### Challenge
Copy each line in which the string "squares" occurs.

##### Records for the task #####

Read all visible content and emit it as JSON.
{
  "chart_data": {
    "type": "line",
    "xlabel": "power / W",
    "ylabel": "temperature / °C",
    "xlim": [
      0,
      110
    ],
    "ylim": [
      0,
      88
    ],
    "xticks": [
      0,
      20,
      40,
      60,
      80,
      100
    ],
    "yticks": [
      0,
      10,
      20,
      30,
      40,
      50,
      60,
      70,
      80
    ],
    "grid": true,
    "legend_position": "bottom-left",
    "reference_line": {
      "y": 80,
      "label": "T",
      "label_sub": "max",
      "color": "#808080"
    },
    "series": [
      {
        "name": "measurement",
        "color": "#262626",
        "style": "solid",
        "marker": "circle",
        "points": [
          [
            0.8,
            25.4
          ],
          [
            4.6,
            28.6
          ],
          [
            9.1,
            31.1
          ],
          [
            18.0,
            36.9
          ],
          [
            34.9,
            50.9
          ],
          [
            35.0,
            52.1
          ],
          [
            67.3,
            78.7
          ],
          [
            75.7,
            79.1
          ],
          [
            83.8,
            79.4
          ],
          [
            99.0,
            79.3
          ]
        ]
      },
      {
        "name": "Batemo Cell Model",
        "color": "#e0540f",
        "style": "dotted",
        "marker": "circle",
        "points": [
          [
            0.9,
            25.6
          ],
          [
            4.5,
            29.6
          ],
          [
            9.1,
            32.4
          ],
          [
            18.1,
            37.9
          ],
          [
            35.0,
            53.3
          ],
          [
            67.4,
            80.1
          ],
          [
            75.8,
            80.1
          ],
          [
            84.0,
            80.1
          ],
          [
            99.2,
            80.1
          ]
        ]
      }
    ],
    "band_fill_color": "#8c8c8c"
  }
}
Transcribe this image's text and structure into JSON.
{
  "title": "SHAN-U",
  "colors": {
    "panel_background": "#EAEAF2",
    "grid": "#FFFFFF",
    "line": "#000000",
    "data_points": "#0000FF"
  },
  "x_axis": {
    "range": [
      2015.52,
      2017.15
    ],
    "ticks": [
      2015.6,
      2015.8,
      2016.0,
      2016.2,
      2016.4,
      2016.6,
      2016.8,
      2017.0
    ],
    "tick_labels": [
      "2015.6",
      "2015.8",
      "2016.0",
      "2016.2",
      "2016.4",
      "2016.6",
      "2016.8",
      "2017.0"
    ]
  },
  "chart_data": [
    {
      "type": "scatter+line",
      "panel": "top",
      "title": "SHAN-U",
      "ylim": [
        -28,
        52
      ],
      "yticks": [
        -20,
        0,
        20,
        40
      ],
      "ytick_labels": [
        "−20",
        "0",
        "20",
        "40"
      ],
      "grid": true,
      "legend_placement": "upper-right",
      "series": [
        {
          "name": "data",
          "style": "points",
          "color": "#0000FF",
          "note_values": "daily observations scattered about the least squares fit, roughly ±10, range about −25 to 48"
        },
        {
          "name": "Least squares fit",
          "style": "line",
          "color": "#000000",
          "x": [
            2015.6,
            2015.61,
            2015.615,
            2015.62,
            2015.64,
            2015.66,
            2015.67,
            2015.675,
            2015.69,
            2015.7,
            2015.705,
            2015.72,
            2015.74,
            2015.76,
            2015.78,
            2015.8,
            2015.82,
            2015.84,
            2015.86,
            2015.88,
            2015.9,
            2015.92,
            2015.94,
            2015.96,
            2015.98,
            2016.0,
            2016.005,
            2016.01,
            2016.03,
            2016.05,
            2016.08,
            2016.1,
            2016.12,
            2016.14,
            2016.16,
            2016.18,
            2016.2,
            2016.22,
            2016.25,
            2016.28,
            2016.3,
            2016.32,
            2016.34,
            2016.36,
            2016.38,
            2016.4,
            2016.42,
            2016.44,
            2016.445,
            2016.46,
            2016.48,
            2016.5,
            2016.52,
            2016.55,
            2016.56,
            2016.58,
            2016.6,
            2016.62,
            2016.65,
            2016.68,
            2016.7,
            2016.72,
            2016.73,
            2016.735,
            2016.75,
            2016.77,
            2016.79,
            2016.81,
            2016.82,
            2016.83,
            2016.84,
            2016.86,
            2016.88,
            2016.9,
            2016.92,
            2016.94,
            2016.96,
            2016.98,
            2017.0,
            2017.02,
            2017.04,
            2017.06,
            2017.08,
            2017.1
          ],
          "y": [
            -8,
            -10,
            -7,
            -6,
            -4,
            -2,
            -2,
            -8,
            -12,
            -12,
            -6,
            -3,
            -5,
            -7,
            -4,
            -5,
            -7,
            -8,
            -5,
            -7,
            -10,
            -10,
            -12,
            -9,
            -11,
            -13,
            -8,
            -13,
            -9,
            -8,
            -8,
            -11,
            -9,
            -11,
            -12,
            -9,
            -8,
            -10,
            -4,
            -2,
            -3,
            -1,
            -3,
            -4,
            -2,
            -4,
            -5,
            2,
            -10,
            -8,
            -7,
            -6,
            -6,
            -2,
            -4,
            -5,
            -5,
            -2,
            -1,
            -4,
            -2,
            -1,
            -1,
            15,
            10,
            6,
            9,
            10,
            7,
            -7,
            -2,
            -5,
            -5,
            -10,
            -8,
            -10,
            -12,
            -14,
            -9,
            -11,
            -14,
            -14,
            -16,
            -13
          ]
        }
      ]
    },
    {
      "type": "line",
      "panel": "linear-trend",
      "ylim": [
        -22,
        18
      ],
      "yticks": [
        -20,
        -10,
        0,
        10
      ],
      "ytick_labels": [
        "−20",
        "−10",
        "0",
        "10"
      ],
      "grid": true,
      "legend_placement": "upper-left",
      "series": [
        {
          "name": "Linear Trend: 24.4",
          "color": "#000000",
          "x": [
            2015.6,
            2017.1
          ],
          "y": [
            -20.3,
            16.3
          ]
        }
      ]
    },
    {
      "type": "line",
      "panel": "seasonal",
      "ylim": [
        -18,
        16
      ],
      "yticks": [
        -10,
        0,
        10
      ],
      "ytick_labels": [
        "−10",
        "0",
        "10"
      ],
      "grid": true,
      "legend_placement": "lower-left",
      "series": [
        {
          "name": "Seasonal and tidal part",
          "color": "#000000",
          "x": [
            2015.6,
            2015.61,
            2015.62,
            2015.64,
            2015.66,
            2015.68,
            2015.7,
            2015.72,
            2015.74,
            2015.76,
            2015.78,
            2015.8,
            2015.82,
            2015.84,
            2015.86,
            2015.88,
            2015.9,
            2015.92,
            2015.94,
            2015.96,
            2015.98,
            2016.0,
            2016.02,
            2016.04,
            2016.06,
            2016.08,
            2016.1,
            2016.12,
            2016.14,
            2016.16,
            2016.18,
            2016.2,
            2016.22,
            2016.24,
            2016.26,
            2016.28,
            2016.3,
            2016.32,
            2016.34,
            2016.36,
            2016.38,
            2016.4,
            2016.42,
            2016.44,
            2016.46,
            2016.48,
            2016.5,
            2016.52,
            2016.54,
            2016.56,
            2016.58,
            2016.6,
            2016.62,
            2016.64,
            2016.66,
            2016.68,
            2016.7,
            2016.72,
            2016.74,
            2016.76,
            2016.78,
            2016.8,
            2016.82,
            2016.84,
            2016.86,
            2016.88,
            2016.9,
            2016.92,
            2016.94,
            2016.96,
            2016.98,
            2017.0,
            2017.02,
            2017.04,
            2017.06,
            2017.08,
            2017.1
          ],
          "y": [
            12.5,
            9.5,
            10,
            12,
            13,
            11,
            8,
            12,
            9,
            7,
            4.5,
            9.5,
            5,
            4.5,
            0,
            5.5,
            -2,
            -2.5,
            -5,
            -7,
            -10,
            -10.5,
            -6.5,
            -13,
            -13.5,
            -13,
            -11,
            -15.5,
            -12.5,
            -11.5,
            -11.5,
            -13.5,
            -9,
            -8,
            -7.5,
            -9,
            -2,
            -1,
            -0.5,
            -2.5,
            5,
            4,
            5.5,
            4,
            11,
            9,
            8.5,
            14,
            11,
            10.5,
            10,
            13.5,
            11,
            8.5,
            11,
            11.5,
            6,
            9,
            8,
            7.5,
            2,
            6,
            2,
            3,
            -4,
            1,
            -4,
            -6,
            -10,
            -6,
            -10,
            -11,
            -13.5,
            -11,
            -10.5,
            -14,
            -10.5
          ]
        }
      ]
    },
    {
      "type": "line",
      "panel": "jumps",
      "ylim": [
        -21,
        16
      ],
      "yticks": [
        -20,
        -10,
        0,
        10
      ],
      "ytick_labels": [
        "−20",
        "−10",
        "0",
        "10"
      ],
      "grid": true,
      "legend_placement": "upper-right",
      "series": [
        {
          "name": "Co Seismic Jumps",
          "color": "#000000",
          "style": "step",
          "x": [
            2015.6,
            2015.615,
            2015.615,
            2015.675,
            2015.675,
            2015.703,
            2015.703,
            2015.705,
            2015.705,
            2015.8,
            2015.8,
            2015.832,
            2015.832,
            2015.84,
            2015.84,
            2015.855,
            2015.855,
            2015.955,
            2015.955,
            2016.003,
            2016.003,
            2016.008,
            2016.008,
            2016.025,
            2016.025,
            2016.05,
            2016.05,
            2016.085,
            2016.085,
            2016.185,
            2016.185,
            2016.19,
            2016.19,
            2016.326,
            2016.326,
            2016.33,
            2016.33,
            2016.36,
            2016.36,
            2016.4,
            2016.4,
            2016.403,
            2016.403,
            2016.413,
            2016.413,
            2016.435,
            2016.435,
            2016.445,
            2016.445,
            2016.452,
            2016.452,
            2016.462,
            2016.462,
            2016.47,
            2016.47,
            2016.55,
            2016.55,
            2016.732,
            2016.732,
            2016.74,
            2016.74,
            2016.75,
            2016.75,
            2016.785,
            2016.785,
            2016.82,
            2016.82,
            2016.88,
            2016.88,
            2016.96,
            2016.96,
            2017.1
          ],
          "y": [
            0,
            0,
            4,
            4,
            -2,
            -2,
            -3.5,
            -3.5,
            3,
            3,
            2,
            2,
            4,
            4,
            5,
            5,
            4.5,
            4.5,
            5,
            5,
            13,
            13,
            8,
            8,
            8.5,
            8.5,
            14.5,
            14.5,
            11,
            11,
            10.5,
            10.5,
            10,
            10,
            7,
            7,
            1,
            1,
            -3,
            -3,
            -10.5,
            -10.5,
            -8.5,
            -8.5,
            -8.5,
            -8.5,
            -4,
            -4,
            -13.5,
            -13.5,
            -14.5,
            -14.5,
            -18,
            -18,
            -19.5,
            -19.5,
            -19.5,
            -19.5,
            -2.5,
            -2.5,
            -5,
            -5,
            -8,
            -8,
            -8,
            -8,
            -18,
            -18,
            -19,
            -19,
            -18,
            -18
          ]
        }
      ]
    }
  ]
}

#####

### Answer to this exercise
          "note_values": "daily observations scattered about the least squares fit, roughly ±10, range about −25 to 48"
          "name": "Least squares fit",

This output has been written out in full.